• **STATED PROBLEM**
Reproduce the listing below without any change.
╔══
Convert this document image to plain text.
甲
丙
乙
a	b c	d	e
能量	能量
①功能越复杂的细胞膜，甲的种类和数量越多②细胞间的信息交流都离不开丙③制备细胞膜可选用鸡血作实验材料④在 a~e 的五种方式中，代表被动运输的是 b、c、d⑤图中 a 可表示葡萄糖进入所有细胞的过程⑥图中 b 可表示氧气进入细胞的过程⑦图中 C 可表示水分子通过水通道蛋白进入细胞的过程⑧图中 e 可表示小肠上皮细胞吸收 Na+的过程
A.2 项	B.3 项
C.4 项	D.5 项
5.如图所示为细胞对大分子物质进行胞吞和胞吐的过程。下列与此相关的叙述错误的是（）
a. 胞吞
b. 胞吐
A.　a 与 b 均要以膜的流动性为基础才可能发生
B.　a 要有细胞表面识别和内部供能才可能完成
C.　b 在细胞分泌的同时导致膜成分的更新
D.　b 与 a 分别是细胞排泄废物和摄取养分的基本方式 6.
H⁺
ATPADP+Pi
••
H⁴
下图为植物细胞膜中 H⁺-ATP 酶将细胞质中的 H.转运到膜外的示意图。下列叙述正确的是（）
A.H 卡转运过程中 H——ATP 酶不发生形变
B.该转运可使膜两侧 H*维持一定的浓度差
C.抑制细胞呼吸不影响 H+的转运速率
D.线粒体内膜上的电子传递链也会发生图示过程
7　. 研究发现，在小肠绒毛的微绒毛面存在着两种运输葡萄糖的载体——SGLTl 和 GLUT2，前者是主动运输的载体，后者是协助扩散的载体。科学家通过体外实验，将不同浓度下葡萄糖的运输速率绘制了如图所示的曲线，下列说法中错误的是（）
╚══
• **RESULT**
Convert this document image to plain text.
甲
丙
乙
a	b c	d	e
能量	能量
①功能越复杂的细胞膜，甲的种类和数量越多②细胞间的信息交流都离不开丙③制备细胞膜可选用鸡血作实验材料④在 a~e 的五种方式中，代表被动运输的是 b、c、d⑤图中 a 可表示葡萄糖进入所有细胞的过程⑥图中 b 可表示氧气进入细胞的过程⑦图中 C 可表示水分子通过水通道蛋白进入细胞的过程⑧图中 e 可表示小肠上皮细胞吸收 Na+的过程
A.2 项	B.3 项
C.4 项	D.5 项
5.如图所示为细胞对大分子物质进行胞吞和胞吐的过程。下列与此相关的叙述错误的是（）
a. 胞吞
b. 胞吐
A.　a 与 b 均要以膜的流动性为基础才可能发生
B.　a 要有细胞表面识别和内部供能才可能完成
C.　b 在细胞分泌的同时导致膜成分的更新
D.　b 与 a 分别是细胞排泄废物和摄取养分的基本方式 6.
H⁺
ATPADP+Pi
••
H⁴
下图为植物细胞膜中 H⁺-ATP 酶将细胞质中的 H.转运到膜外的示意图。下列叙述正确的是（）
A.H 卡转运过程中 H——ATP 酶不发生形变
B.该转运可使膜两侧 H*维持一定的浓度差
C.抑制细胞呼吸不影响 H+的转运速率
D.线粒体内膜上的电子传递链也会发生图示过程
7　. 研究发现，在小肠绒毛的微绒毛面存在着两种运输葡萄糖的载体——SGLTl 和 GLUT2，前者是主动运输的载体，后者是协助扩散的载体。科学家通过体外实验，将不同浓度下葡萄糖的运输速率绘制了如图所示的曲线，下列说法中错误的是（）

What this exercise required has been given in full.